• Objective: Repeat each entry word for word. Leave any images out of the copy.

Dataset entries:
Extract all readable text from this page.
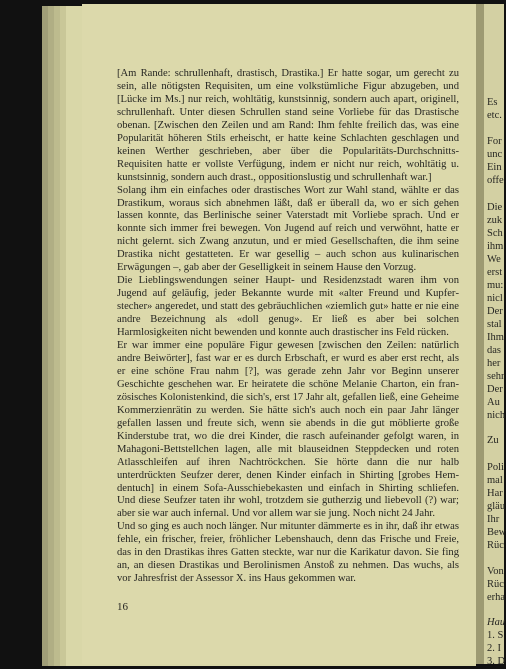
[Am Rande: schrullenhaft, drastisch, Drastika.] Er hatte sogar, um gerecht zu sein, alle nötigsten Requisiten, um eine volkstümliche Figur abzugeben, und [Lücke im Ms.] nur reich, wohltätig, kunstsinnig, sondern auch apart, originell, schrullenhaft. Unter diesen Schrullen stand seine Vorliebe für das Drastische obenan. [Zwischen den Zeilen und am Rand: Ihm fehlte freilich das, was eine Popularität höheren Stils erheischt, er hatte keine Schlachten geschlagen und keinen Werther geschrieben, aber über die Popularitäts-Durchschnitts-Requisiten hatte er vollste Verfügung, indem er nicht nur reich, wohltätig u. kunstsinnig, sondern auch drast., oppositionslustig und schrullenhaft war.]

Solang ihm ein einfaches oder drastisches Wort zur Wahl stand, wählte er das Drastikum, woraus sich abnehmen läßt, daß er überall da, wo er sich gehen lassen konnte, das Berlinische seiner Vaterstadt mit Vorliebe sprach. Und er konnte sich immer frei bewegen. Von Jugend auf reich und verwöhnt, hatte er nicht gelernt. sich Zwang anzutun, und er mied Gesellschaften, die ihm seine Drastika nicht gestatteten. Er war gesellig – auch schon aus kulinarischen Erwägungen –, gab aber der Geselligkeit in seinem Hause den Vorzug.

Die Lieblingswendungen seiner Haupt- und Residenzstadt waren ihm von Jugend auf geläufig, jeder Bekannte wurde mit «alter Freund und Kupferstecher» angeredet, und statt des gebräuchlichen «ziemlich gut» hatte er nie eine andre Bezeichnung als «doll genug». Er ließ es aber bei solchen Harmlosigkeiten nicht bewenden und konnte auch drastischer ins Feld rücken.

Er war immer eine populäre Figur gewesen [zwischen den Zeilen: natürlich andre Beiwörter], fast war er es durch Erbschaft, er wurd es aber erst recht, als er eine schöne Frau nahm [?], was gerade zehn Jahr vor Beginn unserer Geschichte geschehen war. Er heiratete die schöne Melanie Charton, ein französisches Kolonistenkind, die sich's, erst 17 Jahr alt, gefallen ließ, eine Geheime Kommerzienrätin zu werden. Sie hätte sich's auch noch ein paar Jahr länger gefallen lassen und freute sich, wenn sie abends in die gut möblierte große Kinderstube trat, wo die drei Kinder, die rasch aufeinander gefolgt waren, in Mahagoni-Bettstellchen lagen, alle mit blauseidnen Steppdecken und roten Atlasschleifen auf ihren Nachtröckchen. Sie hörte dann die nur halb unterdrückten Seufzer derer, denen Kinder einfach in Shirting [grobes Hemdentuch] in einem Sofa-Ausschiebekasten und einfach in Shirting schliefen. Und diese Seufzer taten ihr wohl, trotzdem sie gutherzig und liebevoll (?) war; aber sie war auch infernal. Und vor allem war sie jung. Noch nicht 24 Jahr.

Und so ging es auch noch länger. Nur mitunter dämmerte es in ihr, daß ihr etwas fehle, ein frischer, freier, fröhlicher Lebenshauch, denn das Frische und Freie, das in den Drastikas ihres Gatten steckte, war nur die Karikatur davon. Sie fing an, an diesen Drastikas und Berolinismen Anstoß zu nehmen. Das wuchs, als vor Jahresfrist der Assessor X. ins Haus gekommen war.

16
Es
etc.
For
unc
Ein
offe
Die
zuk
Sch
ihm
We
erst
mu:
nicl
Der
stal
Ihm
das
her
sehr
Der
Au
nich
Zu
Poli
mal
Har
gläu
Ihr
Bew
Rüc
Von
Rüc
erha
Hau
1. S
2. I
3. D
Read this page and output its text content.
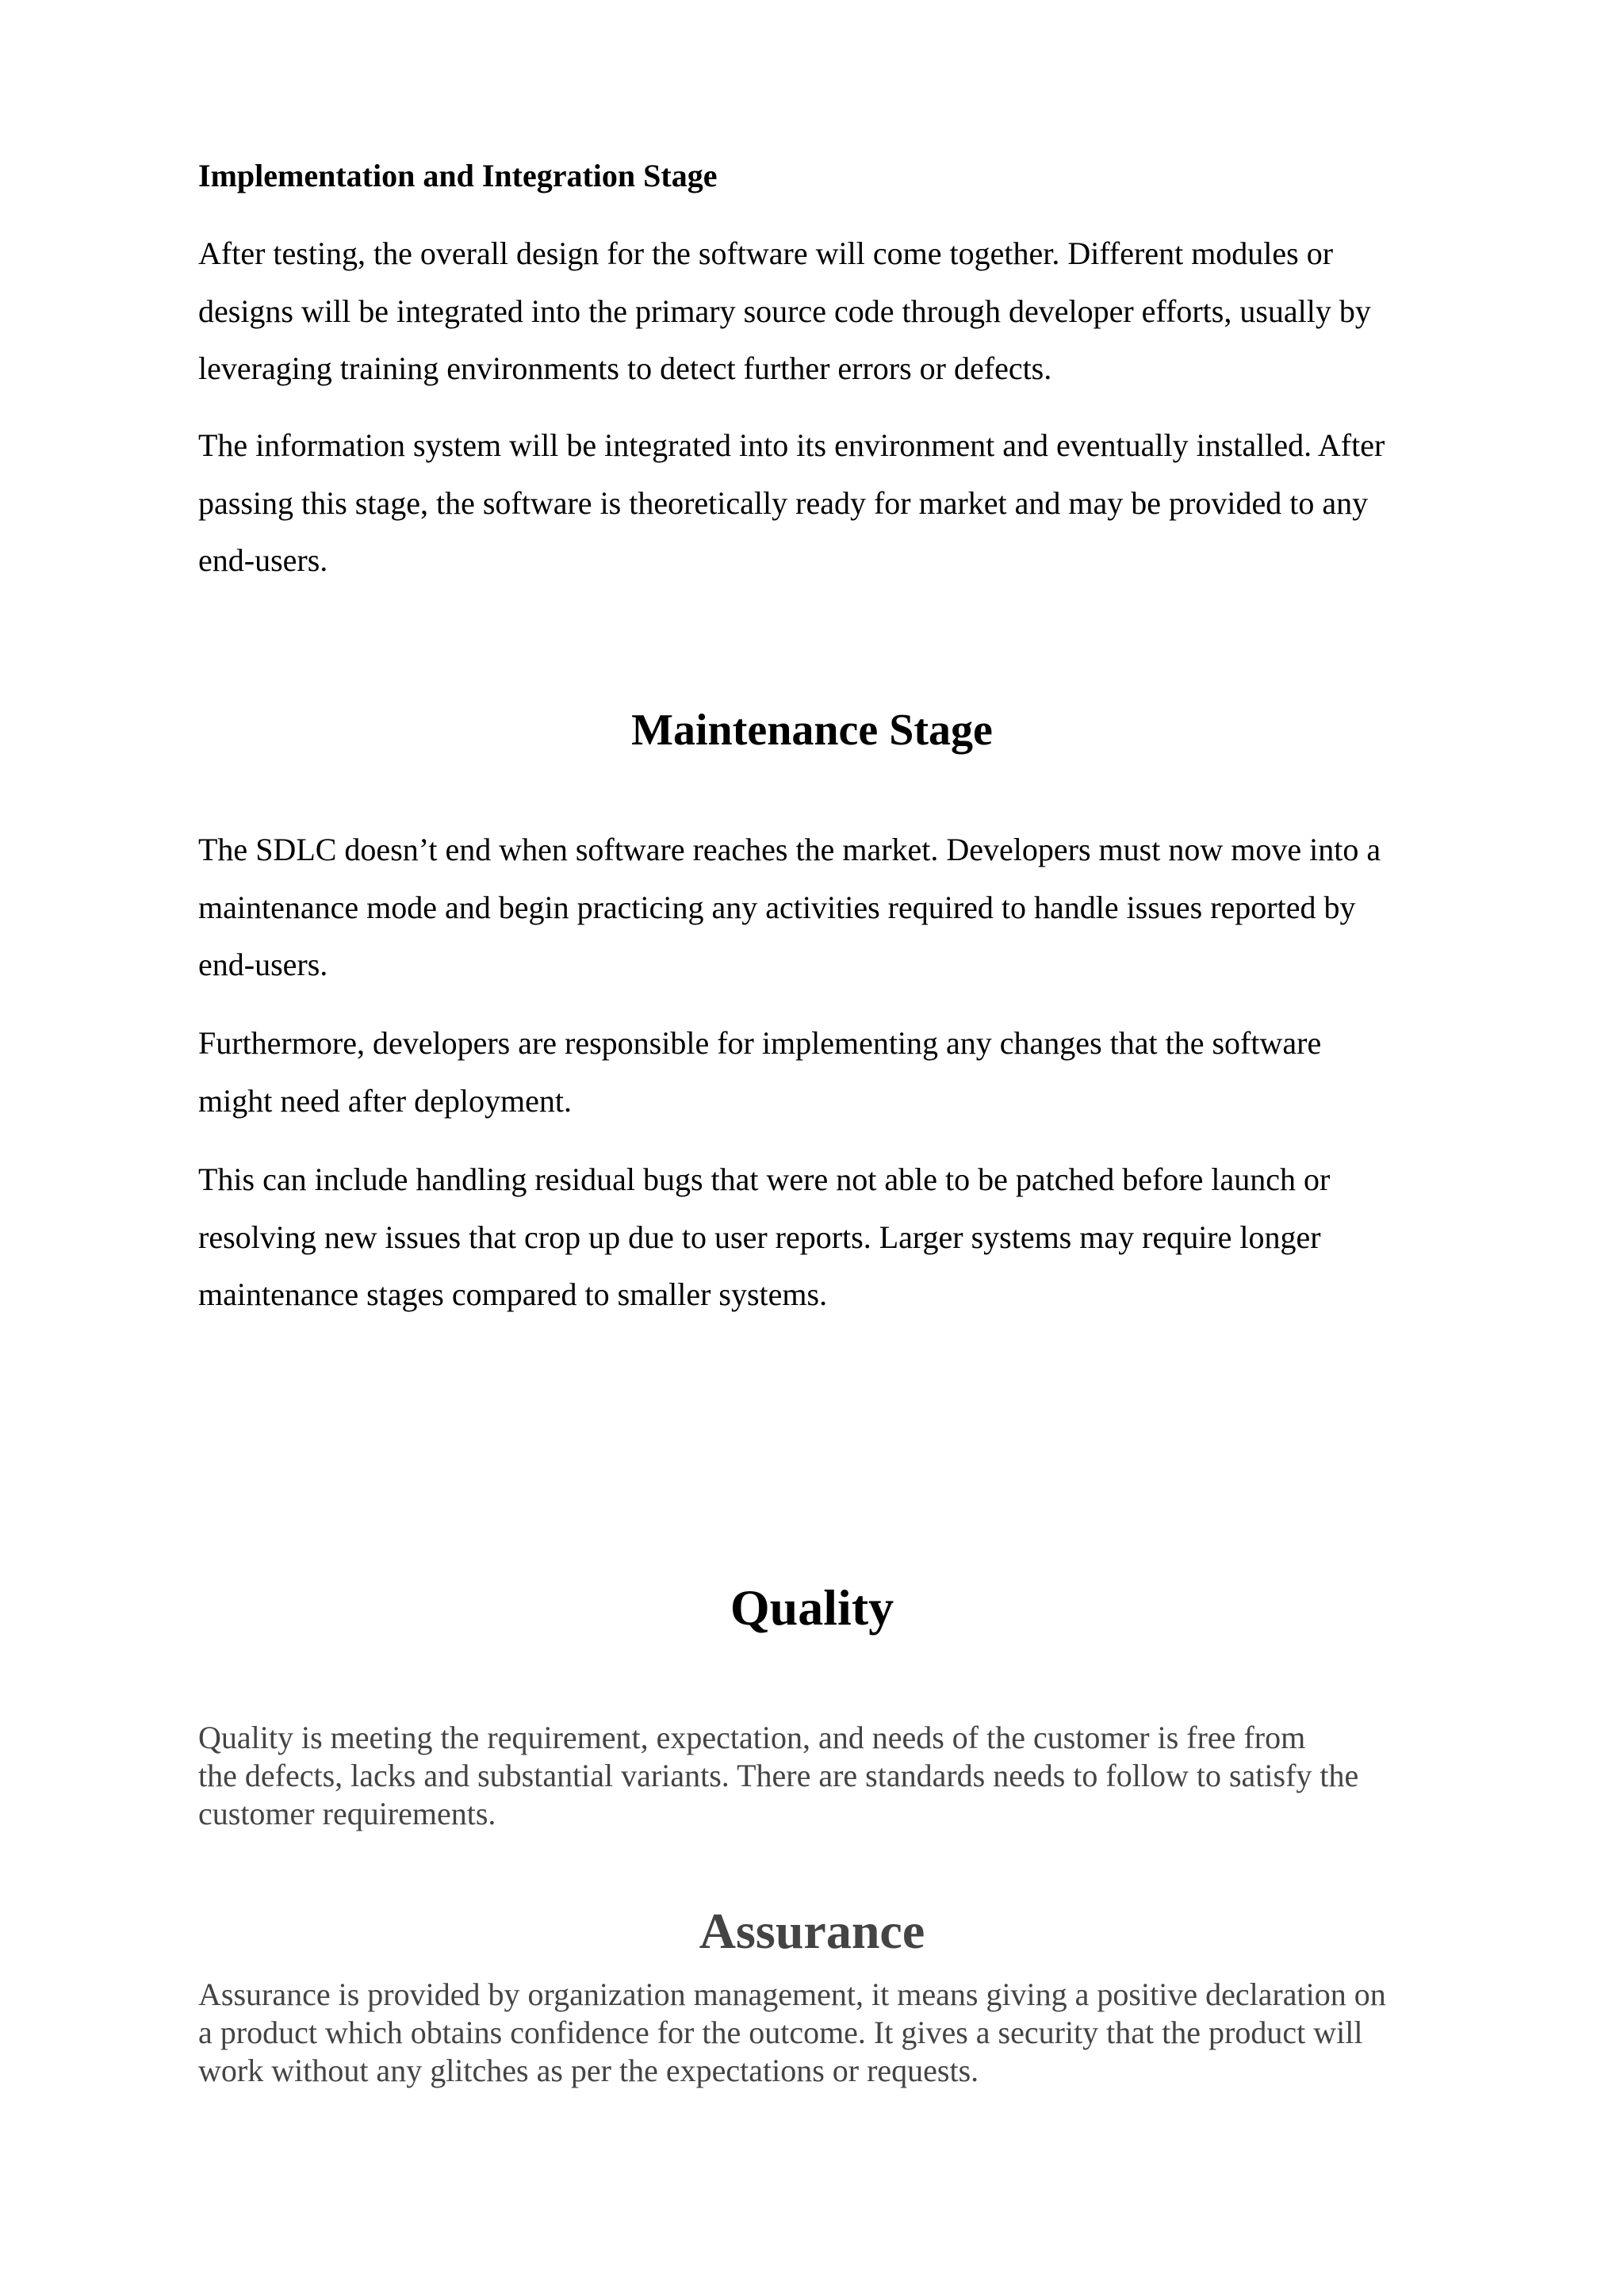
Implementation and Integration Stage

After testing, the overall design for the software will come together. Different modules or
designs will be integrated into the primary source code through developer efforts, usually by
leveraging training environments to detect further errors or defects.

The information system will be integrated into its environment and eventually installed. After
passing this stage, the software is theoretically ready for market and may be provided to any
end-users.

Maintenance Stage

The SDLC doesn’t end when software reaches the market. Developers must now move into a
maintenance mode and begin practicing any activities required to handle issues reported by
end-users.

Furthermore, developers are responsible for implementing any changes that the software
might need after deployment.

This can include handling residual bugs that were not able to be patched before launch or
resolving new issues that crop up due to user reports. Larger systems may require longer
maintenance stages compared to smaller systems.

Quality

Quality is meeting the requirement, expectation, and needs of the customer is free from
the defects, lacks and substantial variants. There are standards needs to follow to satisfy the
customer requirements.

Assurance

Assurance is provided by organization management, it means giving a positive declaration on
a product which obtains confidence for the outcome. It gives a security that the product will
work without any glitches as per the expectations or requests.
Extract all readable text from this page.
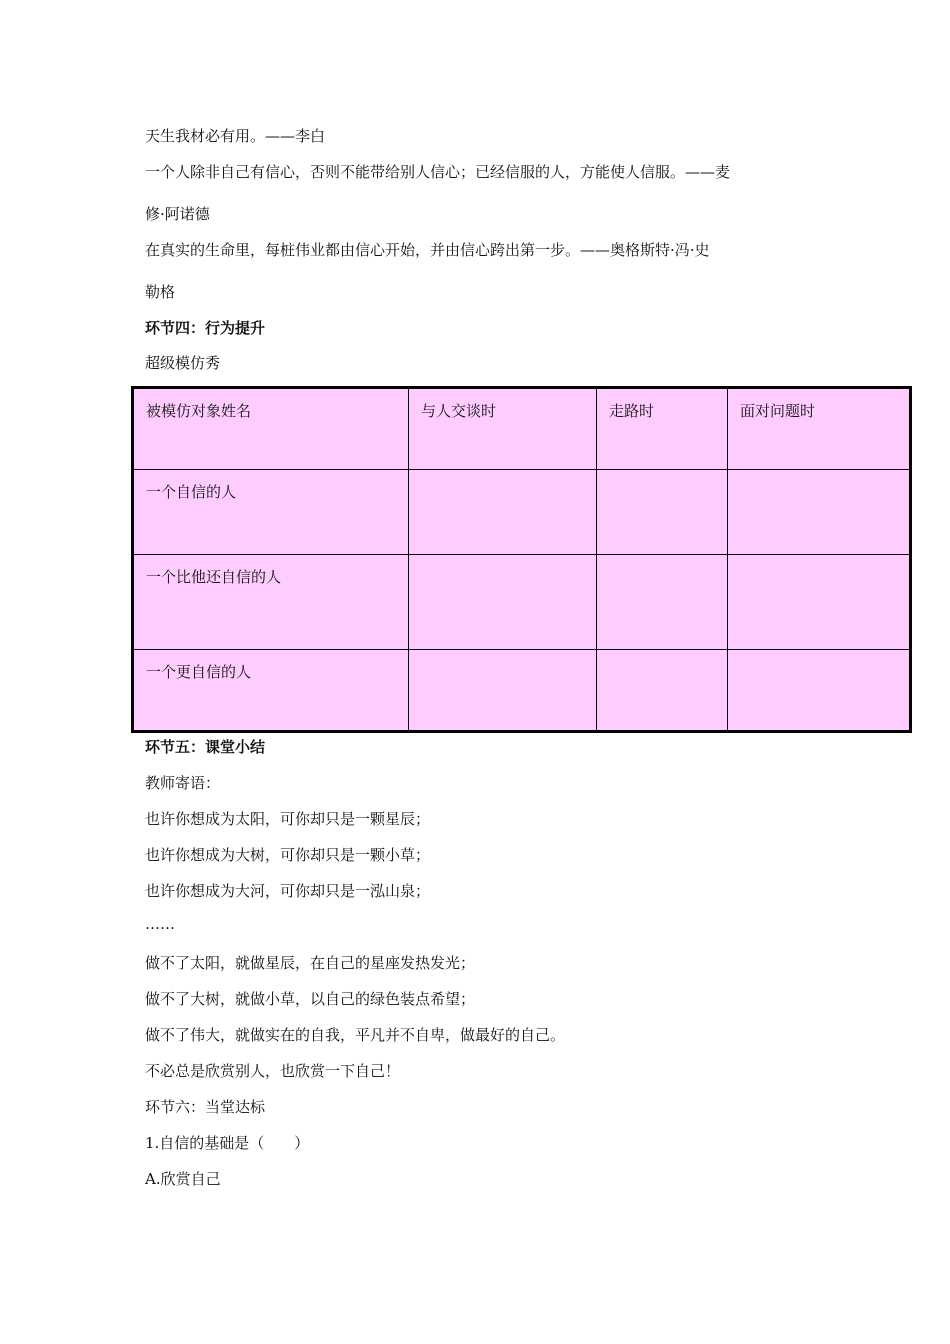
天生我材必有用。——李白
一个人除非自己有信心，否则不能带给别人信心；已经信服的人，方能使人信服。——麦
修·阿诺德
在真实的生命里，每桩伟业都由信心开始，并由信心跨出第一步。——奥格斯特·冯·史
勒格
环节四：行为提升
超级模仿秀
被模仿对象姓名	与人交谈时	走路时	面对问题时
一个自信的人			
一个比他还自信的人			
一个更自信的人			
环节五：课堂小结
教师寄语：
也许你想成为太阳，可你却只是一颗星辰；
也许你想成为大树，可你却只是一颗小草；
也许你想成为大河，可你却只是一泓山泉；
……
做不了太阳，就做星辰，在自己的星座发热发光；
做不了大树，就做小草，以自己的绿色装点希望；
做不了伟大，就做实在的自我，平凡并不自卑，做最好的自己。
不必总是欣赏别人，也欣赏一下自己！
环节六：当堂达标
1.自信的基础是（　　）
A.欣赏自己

• Right answer:
Extract all readable text from this page.
[Am Rande: schrullenhaft, drastisch, Drastika.] Er hatte sogar, um gerecht zu sein, alle nötigsten Requisiten, um eine volkstümliche Figur abzugeben, und [Lücke im Ms.] nur reich, wohltätig, kunstsinnig, sondern auch apart, originell, schrullenhaft. Unter diesen Schrullen stand seine Vorliebe für das Drastische obenan. [Zwischen den Zeilen und am Rand: Ihm fehlte freilich das, was eine Popularität höheren Stils erheischt, er hatte keine Schlachten geschlagen und keinen Werther geschrieben, aber über die Popularitäts-Durchschnitts-Requisiten hatte er vollste Verfügung, indem er nicht nur reich, wohltätig u. kunstsinnig, sondern auch drast., oppositionslustig und schrullenhaft war.]

Solang ihm ein einfaches oder drastisches Wort zur Wahl stand, wählte er das Drastikum, woraus sich abnehmen läßt, daß er überall da, wo er sich gehen lassen konnte, das Berlinische seiner Vaterstadt mit Vorliebe sprach. Und er konnte sich immer frei bewegen. Von Jugend auf reich und verwöhnt, hatte er nicht gelernt. sich Zwang anzutun, und er mied Gesellschaften, die ihm seine Drastika nicht gestatteten. Er war gesellig – auch schon aus kulinarischen Erwägungen –, gab aber der Geselligkeit in seinem Hause den Vorzug.

Die Lieblingswendungen seiner Haupt- und Residenzstadt waren ihm von Jugend auf geläufig, jeder Bekannte wurde mit «alter Freund und Kupferstecher» angeredet, und statt des gebräuchlichen «ziemlich gut» hatte er nie eine andre Bezeichnung als «doll genug». Er ließ es aber bei solchen Harmlosigkeiten nicht bewenden und konnte auch drastischer ins Feld rücken.

Er war immer eine populäre Figur gewesen [zwischen den Zeilen: natürlich andre Beiwörter], fast war er es durch Erbschaft, er wurd es aber erst recht, als er eine schöne Frau nahm [?], was gerade zehn Jahr vor Beginn unserer Geschichte geschehen war. Er heiratete die schöne Melanie Charton, ein französisches Kolonistenkind, die sich's, erst 17 Jahr alt, gefallen ließ, eine Geheime Kommerzienrätin zu werden. Sie hätte sich's auch noch ein paar Jahr länger gefallen lassen und freute sich, wenn sie abends in die gut möblierte große Kinderstube trat, wo die drei Kinder, die rasch aufeinander gefolgt waren, in Mahagoni-Bettstellchen lagen, alle mit blauseidnen Steppdecken und roten Atlasschleifen auf ihren Nachtröckchen. Sie hörte dann die nur halb unterdrückten Seufzer derer, denen Kinder einfach in Shirting [grobes Hemdentuch] in einem Sofa-Ausschiebekasten und einfach in Shirting schliefen. Und diese Seufzer taten ihr wohl, trotzdem sie gutherzig und liebevoll (?) war; aber sie war auch infernal. Und vor allem war sie jung. Noch nicht 24 Jahr.

Und so ging es auch noch länger. Nur mitunter dämmerte es in ihr, daß ihr etwas fehle, ein frischer, freier, fröhlicher Lebenshauch, denn das Frische und Freie, das in den Drastikas ihres Gatten steckte, war nur die Karikatur davon. Sie fing an, an diesen Drastikas und Berolinismen Anstoß zu nehmen. Das wuchs, als vor Jahresfrist der Assessor X. ins Haus gekommen war.

16
Es
etc.
For
unc
Ein
offe
Die
zuk
Sch
ihm
We
erst
mu:
nicl
Der
stal
Ihm
das
her
sehr
Der
Au
nich
Zu
Poli
mal
Har
gläu
Ihr
Bew
Rüc
Von
Rüc
erha
Hau
1. S
2. I
3. D
Read this page and output its text content.
Implementation and Integration Stage

After testing, the overall design for the software will come together. Different modules or
designs will be integrated into the primary source code through developer efforts, usually by
leveraging training environments to detect further errors or defects.

The information system will be integrated into its environment and eventually installed. After
passing this stage, the software is theoretically ready for market and may be provided to any
end-users.

Maintenance Stage

The SDLC doesn’t end when software reaches the market. Developers must now move into a
maintenance mode and begin practicing any activities required to handle issues reported by
end-users.

Furthermore, developers are responsible for implementing any changes that the software
might need after deployment.

This can include handling residual bugs that were not able to be patched before launch or
resolving new issues that crop up due to user reports. Larger systems may require longer
maintenance stages compared to smaller systems.

Quality

Quality is meeting the requirement, expectation, and needs of the customer is free from
the defects, lacks and substantial variants. There are standards needs to follow to satisfy the
customer requirements.

Assurance

Assurance is provided by organization management, it means giving a positive declaration on
a product which obtains confidence for the outcome. It gives a security that the product will
work without any glitches as per the expectations or requests.
Extract all readable text from this page.
天生我材必有用。——李白
一个人除非自己有信心，否则不能带给别人信心；已经信服的人，方能使人信服。——麦
修·阿诺德
在真实的生命里，每桩伟业都由信心开始，并由信心跨出第一步。——奥格斯特·冯·史
勒格
环节四：行为提升
超级模仿秀
被模仿对象姓名	与人交谈时	走路时	面对问题时
一个自信的人			
一个比他还自信的人			
一个更自信的人			
环节五：课堂小结
教师寄语：
也许你想成为太阳，可你却只是一颗星辰；
也许你想成为大树，可你却只是一颗小草；
也许你想成为大河，可你却只是一泓山泉；
……
做不了太阳，就做星辰，在自己的星座发热发光；
做不了大树，就做小草，以自己的绿色装点希望；
做不了伟大，就做实在的自我，平凡并不自卑，做最好的自己。
不必总是欣赏别人，也欣赏一下自己！
环节六：当堂达标
1.自信的基础是（　　）
A.欣赏自己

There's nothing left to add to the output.